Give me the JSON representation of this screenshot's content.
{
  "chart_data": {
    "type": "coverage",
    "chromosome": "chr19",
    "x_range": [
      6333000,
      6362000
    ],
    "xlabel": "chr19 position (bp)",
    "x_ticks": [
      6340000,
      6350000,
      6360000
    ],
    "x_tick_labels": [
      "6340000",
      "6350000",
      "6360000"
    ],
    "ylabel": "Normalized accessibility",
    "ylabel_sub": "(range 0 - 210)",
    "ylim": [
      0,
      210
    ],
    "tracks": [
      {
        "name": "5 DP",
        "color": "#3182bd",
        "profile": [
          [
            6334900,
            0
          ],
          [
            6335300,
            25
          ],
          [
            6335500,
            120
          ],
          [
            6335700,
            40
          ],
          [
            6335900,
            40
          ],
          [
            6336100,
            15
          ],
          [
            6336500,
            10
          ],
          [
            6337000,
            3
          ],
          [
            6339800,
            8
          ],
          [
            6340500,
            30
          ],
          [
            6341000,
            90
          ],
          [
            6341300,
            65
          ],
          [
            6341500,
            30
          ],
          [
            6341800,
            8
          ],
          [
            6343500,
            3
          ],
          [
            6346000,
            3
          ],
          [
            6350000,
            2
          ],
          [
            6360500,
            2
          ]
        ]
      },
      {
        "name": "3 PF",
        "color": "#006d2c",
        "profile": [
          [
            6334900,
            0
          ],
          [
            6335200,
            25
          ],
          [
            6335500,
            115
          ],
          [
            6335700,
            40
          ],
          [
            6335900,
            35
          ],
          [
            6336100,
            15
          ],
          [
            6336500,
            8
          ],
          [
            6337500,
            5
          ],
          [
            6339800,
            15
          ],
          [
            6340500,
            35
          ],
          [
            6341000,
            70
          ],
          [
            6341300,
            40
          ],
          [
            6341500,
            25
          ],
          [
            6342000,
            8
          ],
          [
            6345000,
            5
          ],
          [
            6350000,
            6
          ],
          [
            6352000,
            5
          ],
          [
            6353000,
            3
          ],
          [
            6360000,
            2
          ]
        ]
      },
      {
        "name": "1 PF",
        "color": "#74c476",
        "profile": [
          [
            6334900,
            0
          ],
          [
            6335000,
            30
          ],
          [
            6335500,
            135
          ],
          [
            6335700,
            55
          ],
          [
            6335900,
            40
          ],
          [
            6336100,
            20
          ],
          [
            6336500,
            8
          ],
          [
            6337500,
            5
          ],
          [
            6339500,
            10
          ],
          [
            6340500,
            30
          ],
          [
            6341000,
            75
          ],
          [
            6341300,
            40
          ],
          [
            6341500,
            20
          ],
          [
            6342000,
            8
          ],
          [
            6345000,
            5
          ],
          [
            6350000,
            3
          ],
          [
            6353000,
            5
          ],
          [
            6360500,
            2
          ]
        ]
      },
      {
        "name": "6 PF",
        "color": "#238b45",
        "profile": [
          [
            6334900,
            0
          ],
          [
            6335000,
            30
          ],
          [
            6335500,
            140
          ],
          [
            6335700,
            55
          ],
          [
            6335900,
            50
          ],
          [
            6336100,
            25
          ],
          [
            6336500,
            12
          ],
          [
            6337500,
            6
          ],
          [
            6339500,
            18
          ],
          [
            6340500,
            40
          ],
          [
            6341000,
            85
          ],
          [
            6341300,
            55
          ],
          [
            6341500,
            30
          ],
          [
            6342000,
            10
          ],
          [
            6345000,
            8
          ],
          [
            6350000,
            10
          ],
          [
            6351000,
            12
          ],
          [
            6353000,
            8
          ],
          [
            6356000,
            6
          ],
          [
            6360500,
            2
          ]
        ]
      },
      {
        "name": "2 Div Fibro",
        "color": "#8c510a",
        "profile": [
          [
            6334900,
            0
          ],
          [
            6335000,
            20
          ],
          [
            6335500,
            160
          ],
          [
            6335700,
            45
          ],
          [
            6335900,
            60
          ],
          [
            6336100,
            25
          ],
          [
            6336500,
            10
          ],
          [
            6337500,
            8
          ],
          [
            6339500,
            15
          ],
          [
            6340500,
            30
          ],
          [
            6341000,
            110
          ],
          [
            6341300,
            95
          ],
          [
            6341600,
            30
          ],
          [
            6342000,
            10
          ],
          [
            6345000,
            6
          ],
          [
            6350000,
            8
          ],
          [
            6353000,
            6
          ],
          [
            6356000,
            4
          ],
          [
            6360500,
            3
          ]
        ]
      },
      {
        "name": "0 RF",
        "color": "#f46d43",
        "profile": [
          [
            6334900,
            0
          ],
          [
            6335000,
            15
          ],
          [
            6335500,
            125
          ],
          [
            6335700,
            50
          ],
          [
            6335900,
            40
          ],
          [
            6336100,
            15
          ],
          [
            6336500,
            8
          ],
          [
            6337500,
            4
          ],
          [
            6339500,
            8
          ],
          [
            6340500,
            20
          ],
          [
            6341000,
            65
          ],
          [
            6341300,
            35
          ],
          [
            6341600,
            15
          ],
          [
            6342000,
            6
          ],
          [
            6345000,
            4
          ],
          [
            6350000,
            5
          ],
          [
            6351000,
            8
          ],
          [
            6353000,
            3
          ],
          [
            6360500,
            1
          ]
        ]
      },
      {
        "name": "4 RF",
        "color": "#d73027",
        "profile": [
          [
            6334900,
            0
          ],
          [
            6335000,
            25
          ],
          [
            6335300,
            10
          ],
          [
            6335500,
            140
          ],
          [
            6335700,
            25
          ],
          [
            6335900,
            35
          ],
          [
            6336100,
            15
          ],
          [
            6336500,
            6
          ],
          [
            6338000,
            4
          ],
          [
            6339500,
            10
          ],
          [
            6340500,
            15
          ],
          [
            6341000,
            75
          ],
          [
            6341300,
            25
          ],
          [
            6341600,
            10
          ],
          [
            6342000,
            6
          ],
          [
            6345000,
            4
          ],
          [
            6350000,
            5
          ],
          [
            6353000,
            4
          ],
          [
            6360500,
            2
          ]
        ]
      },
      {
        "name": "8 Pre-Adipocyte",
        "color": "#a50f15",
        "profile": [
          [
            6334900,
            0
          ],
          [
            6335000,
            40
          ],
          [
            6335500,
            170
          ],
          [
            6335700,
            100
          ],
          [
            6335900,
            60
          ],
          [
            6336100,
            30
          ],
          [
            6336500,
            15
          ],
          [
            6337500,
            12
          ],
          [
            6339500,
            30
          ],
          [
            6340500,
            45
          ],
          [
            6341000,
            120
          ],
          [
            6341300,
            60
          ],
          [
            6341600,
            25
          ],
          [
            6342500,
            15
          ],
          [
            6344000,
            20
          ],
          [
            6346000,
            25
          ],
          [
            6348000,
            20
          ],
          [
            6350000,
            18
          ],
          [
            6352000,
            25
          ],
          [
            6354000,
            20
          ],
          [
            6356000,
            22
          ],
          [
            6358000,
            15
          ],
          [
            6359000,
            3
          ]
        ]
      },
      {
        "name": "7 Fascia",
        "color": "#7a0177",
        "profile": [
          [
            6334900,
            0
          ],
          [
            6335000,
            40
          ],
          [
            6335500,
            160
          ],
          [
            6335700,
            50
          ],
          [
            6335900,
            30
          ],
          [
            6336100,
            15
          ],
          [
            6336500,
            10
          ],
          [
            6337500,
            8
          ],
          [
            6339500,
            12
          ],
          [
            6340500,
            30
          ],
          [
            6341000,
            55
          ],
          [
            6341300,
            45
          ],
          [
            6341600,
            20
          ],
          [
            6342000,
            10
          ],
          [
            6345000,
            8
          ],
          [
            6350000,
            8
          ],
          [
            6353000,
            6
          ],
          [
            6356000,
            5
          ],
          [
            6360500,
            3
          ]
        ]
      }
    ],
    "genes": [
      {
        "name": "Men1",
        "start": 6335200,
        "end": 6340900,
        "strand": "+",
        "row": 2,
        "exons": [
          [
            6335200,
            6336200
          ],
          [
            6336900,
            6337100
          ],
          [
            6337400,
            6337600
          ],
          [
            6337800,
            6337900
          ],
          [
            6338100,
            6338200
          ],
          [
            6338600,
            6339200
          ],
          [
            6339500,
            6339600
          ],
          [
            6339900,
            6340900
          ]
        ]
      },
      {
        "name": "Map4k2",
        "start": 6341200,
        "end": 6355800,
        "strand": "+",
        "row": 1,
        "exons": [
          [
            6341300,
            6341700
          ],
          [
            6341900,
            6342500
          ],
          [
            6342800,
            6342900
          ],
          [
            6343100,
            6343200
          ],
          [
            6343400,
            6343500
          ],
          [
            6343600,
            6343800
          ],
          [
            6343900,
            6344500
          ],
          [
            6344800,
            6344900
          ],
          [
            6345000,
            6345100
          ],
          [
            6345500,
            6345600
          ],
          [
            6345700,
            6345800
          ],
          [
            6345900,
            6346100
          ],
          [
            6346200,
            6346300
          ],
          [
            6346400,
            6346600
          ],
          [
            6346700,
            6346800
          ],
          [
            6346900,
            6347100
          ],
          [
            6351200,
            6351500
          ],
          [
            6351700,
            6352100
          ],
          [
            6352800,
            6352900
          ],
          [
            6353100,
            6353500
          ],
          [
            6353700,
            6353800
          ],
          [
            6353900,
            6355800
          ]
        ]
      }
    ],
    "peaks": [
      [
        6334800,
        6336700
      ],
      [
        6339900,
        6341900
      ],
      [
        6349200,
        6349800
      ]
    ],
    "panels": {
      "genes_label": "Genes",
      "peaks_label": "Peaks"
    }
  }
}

Required work:
Return, from the material above, each line holding the string "color".

Exercise answer:
        "color": "#3182bd",
        "color": "#006d2c",
        "color": "#74c476",
        "color": "#238b45",
        "color": "#8c510a",
        "color": "#f46d43",
        "color": "#d73027",
        "color": "#a50f15",
        "color": "#7a0177",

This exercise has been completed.